• [Extract to read]

* * *

Limited tools, unlimited problem space

Among the first discoveries one makes when reading about grammar checking is that there is a wide range of errors that someone might consider a grammatical mistake. The simplest are obvious syntactic errors, like repeated words—and there are, indeed, quite a few options available to catch duplicates. Simple string matching will catch most of these, although false positives are possible. Programs can also easily check documents against a blacklist, so commonly misused patterns (such as "rather then") can be highlighted. Only slightly more complicated to catch are grammatical constructions like the passive voice; regular expressions can match the most common forms of verbs as they are used in the passive voice (such as "are used").

But not everyone agrees on whether or not many such stylistic rules are genuinely grammatical rules. It is common for textbooks and schools to teach students to avoid slang, contractions, and the like (especially in "formal" writing), but those are conventions largely about what is appropriate, not what is correct. Detecting genuine grammar mistakes like subject/verb disagreement, misplaced commas, or dangling participles is apparently far more difficult.

Consequently, there are multiple options available to tackle the syntactic issues that can be dealt with through regular expressions and simple blacklists. But the use of a single blacklist for grammatical mistakes and for words that are undesirable for stylistic reasons (for example, words that are regarded as imprecise, like "some," or that add no information, like "very") muddles the picture. Fortunately, some of these tools are flexible enough that users can adapt them to issue warnings about their particular set of concerns.

* * *

• [Entries]

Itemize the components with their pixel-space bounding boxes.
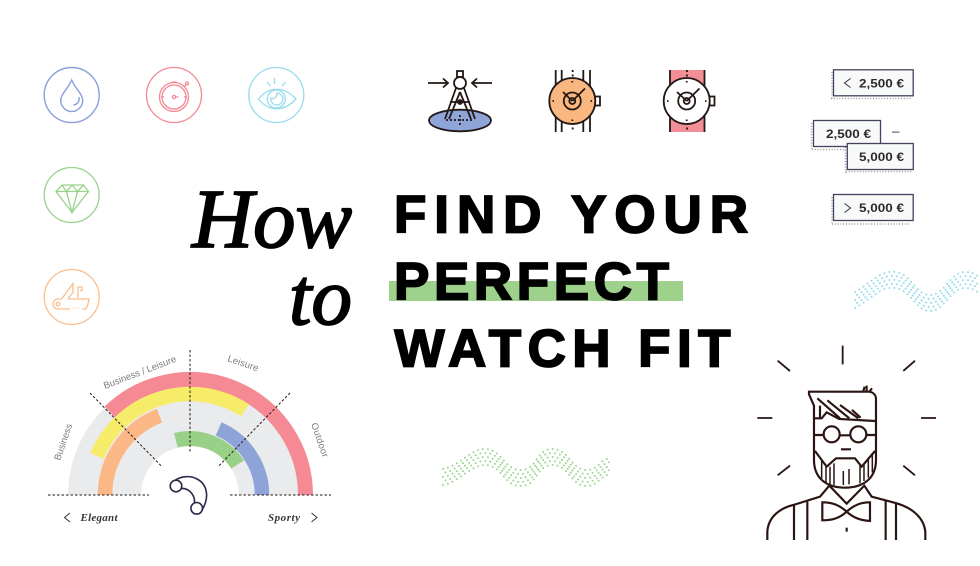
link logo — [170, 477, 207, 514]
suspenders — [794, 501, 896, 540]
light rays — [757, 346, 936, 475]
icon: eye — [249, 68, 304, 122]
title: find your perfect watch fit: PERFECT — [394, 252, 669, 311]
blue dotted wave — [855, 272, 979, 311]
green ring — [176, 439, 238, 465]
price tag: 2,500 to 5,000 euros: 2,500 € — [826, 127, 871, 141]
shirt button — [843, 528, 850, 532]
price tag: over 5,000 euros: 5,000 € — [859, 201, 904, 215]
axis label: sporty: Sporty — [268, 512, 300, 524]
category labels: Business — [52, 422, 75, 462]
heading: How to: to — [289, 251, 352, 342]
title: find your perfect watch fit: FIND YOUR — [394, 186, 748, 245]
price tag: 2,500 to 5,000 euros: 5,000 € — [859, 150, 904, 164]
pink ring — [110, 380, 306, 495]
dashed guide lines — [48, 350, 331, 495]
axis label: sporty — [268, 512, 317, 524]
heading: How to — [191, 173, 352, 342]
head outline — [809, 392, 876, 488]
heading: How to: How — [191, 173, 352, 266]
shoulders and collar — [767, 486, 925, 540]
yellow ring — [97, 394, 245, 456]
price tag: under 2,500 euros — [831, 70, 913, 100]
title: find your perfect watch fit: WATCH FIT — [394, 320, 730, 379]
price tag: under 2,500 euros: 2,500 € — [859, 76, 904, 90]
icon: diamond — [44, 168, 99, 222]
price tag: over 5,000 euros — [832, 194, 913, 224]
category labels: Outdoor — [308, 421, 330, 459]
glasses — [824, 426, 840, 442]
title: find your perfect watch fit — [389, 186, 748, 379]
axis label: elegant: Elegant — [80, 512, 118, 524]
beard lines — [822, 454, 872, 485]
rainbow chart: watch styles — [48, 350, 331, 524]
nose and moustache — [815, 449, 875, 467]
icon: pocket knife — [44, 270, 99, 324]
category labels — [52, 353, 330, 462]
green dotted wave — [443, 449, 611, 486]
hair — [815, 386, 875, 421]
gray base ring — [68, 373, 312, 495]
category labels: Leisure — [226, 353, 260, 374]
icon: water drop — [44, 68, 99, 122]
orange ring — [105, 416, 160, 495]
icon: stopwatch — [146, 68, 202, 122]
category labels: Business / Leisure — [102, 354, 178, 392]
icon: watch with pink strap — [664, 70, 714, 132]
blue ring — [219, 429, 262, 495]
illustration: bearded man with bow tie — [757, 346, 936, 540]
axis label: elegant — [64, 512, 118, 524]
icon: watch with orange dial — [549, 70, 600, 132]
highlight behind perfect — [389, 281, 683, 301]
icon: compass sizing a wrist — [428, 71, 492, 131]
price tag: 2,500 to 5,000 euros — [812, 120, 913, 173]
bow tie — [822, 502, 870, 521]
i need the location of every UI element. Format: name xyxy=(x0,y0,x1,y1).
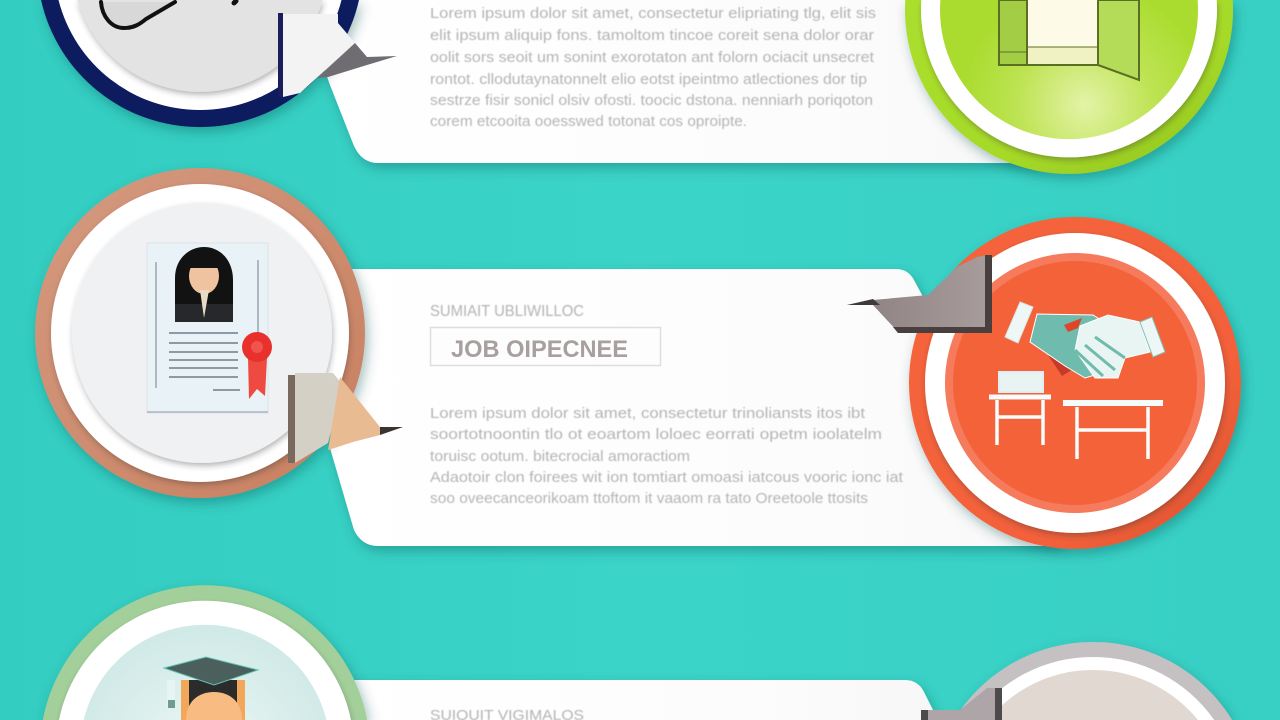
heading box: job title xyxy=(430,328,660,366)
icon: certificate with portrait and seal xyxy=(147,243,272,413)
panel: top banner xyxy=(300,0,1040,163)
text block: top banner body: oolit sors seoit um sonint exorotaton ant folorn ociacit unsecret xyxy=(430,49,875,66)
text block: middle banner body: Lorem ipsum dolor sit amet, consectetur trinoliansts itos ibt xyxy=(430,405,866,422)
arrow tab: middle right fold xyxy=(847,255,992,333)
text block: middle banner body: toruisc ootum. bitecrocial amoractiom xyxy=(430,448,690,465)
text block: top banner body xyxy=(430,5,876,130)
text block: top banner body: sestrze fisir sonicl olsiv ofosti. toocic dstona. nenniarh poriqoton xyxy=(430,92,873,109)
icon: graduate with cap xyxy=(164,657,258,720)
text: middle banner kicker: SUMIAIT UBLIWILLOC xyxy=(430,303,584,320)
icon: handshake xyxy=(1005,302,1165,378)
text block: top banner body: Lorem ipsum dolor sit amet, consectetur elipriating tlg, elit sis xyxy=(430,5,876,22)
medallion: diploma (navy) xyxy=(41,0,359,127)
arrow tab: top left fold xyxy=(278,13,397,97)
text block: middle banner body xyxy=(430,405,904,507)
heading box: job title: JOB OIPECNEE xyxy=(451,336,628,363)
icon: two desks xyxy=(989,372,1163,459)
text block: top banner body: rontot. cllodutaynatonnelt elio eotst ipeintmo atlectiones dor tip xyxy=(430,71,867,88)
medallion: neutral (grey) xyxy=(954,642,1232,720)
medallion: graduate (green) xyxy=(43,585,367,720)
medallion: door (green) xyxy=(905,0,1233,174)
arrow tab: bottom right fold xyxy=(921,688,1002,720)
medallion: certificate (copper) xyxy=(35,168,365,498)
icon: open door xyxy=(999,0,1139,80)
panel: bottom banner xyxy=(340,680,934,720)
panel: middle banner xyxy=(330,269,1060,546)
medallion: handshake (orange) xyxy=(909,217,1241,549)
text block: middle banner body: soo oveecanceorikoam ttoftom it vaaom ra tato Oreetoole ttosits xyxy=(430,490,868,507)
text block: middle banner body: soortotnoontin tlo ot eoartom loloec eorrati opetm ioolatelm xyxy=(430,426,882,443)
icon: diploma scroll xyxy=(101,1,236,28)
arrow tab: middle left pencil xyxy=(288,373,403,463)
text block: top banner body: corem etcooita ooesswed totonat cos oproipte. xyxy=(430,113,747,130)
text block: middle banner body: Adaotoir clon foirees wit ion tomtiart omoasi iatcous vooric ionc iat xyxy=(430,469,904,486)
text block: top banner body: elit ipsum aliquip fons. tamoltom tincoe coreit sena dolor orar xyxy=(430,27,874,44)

* * *

• [Instructions for the task] Retype the stretch of the passage on grammar checking from "Consequently, there are" through "set of concerns.".

• [Exercise response]
Consequently, there are multiple options available to tackle the syntactic issues that can be dealt with through regular expressions and simple blacklists. But the use of a single blacklist for grammatical mistakes and for words that are undesirable for stylistic reasons (for example, words that are regarded as imprecise, like "some," or that add no information, like "very") muddles the picture. Fortunately, some of these tools are flexible enough that users can adapt them to issue warnings about their particular set of concerns.